What is the count of lines that hold the word "page"? Give only the number.

→ Input for this task

----------------

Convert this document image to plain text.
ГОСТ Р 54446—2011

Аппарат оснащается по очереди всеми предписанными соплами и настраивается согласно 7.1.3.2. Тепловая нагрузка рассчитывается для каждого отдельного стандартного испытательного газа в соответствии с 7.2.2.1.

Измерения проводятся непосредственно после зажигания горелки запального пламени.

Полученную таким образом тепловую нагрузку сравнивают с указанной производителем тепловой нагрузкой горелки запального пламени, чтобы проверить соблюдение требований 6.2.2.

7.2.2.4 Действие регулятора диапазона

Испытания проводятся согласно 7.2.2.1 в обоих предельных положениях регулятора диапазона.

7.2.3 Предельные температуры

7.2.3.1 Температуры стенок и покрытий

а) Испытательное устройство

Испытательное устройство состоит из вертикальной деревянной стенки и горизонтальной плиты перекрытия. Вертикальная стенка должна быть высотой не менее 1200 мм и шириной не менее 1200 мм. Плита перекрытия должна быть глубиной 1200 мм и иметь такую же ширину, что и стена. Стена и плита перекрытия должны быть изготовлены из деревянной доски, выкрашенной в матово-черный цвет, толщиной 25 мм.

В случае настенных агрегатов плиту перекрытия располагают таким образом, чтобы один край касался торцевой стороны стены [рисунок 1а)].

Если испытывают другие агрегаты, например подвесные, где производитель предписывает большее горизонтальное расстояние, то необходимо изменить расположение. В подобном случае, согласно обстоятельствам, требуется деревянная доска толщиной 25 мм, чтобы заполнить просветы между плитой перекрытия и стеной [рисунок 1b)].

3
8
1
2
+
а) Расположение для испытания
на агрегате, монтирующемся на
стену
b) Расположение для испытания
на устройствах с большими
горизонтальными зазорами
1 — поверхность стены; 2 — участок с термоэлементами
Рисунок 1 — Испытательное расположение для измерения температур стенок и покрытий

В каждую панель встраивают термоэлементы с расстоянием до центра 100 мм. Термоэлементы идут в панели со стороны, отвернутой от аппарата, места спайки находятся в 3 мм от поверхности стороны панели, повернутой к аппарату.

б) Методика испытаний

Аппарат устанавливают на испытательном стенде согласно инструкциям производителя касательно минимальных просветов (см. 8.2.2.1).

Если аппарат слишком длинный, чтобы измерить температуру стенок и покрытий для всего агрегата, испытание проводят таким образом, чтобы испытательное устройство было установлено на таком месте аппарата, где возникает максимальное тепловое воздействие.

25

----------------

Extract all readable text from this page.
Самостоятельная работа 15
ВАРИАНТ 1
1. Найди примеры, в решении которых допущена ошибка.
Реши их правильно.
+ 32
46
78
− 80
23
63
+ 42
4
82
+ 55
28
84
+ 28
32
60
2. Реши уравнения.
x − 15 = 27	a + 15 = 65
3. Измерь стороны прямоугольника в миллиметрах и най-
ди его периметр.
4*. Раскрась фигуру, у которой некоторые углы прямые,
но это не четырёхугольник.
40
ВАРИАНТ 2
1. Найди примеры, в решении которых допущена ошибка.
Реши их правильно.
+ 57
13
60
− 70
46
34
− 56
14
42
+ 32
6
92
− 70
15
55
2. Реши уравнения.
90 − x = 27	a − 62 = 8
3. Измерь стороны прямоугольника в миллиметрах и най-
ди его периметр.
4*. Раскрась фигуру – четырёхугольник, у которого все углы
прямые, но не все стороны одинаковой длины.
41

----------------

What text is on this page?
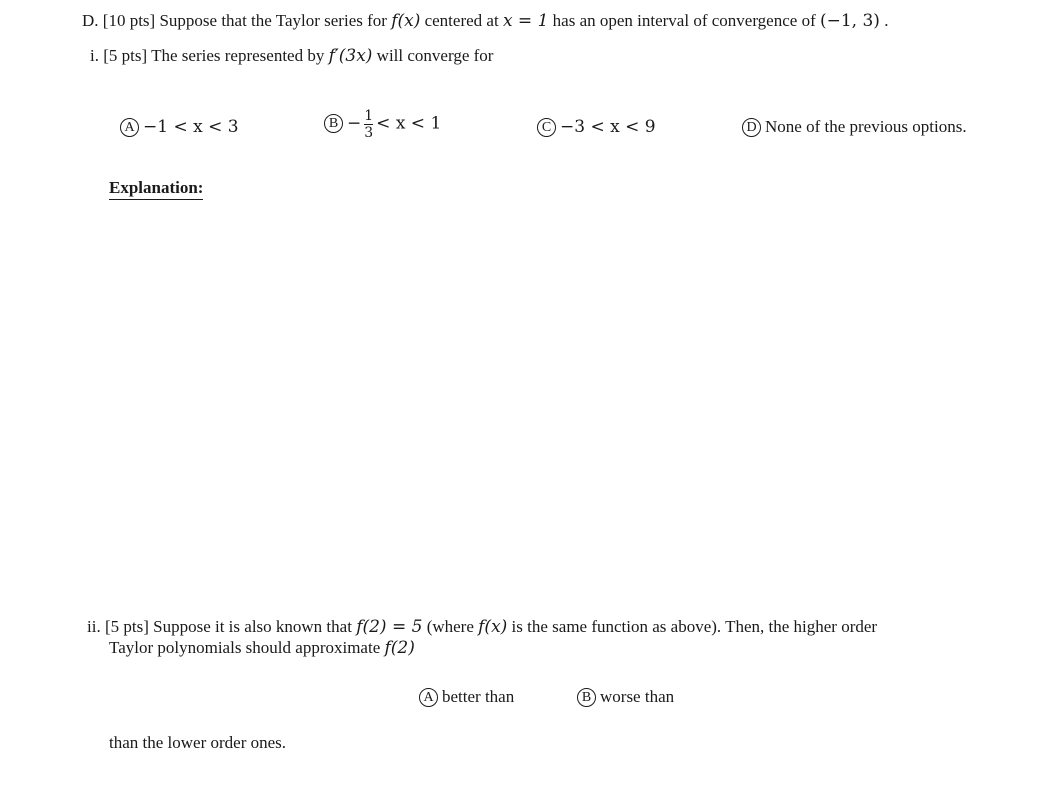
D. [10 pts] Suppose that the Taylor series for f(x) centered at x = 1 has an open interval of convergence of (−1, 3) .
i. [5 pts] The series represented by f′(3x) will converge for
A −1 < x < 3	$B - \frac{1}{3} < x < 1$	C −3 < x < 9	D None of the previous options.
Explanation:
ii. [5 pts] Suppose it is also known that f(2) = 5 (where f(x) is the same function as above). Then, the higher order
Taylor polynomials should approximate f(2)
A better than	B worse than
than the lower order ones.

----------------

→ Answer to this exercise
2